* Instruction
Return the listing word for word, from its first line through the line that contains "1308, 91, 1334]", with both of those lines included.

* Data section
• • •

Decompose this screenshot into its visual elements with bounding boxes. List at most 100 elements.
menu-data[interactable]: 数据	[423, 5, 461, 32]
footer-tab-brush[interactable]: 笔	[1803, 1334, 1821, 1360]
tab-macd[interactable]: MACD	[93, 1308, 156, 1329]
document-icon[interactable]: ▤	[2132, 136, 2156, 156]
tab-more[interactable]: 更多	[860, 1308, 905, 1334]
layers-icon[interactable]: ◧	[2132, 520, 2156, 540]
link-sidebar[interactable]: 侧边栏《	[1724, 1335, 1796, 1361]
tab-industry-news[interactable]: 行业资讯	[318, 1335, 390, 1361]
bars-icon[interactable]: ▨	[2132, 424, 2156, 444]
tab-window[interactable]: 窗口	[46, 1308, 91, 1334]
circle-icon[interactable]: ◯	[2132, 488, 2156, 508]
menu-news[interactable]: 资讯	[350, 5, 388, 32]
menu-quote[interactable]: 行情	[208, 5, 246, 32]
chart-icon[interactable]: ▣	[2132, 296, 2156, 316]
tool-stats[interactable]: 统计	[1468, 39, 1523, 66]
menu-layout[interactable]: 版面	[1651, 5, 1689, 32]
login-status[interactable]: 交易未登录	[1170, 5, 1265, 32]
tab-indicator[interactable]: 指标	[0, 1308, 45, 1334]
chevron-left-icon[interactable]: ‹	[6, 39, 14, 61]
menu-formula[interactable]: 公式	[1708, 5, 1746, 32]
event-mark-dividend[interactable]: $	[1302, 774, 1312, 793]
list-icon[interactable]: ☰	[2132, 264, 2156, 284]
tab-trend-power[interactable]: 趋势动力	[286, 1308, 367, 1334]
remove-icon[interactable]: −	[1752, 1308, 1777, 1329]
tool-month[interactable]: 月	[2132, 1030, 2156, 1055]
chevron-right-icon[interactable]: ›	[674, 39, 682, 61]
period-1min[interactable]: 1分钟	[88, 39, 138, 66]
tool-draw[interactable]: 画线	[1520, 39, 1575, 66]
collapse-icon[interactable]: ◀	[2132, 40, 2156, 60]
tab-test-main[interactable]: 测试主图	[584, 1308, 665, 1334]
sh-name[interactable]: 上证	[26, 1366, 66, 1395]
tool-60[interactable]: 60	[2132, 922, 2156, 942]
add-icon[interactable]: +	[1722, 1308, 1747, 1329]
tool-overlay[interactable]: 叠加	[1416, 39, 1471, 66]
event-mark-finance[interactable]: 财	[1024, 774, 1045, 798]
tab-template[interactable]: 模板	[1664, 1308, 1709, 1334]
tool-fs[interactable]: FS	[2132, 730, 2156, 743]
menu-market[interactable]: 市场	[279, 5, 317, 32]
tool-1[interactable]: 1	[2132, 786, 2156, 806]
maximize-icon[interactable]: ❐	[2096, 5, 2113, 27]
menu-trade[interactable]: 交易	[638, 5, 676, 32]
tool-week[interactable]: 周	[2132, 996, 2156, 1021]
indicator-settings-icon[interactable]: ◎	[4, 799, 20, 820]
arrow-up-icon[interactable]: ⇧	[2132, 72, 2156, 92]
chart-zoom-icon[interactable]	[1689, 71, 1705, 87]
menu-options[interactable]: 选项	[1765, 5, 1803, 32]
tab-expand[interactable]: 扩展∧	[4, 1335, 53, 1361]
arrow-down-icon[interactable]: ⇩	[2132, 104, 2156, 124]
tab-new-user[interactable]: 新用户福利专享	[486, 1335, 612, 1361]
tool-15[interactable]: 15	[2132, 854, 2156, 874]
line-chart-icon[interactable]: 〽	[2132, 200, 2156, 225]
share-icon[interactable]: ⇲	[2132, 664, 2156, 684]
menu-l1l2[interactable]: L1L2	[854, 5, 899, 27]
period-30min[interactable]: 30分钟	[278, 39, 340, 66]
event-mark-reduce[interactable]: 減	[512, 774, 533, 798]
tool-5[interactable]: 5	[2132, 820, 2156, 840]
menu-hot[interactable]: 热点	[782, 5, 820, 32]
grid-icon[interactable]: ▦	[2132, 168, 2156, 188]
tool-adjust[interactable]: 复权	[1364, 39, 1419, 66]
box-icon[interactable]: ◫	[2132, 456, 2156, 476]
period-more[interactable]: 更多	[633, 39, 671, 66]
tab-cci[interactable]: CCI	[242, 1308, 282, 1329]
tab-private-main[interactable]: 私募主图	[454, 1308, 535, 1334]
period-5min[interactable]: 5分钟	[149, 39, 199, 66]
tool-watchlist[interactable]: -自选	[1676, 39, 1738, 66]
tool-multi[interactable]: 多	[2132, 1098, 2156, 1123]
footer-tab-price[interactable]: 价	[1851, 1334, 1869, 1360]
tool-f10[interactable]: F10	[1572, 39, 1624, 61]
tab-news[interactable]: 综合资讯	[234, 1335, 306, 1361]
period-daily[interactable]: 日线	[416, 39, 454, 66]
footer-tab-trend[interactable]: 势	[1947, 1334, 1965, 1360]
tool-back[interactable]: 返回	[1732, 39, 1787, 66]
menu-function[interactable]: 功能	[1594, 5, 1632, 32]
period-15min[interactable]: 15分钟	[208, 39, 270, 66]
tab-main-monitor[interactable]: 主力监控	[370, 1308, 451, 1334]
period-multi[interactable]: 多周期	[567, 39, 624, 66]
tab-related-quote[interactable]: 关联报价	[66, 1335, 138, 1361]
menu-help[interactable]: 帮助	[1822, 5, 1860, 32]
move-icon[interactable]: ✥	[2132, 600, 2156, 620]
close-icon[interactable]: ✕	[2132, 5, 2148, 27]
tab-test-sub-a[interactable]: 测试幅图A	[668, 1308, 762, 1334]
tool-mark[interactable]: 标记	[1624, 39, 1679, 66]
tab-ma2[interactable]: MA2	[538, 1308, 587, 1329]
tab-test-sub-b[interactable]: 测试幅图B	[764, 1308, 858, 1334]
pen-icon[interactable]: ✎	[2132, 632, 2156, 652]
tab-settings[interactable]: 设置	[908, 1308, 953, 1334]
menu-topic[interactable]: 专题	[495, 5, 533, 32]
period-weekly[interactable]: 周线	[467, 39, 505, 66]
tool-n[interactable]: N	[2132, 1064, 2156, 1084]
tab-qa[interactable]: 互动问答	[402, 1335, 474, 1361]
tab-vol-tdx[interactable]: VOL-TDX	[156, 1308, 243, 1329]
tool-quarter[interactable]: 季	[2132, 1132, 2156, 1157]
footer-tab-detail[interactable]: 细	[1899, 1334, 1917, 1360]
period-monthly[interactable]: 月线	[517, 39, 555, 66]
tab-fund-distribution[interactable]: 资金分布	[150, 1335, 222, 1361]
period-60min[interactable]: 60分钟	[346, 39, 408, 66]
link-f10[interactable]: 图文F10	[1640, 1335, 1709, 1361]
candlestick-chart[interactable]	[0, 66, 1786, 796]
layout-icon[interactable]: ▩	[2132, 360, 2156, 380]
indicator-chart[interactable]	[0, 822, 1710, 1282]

• • •

* Result for this task
Decompose this screenshot into its visual elements with bounding boxes. List at most 100 elements.
menu-data[interactable]: 数据	[423, 5, 461, 32]
footer-tab-brush[interactable]: 笔	[1803, 1334, 1821, 1360]
tab-macd[interactable]: MACD	[93, 1308, 156, 1329]
document-icon[interactable]: ▤	[2132, 136, 2156, 156]
tab-more[interactable]: 更多	[860, 1308, 905, 1334]
layers-icon[interactable]: ◧	[2132, 520, 2156, 540]
link-sidebar[interactable]: 侧边栏《	[1724, 1335, 1796, 1361]
tab-industry-news[interactable]: 行业资讯	[318, 1335, 390, 1361]
bars-icon[interactable]: ▨	[2132, 424, 2156, 444]
tab-window[interactable]: 窗口	[46, 1308, 91, 1334]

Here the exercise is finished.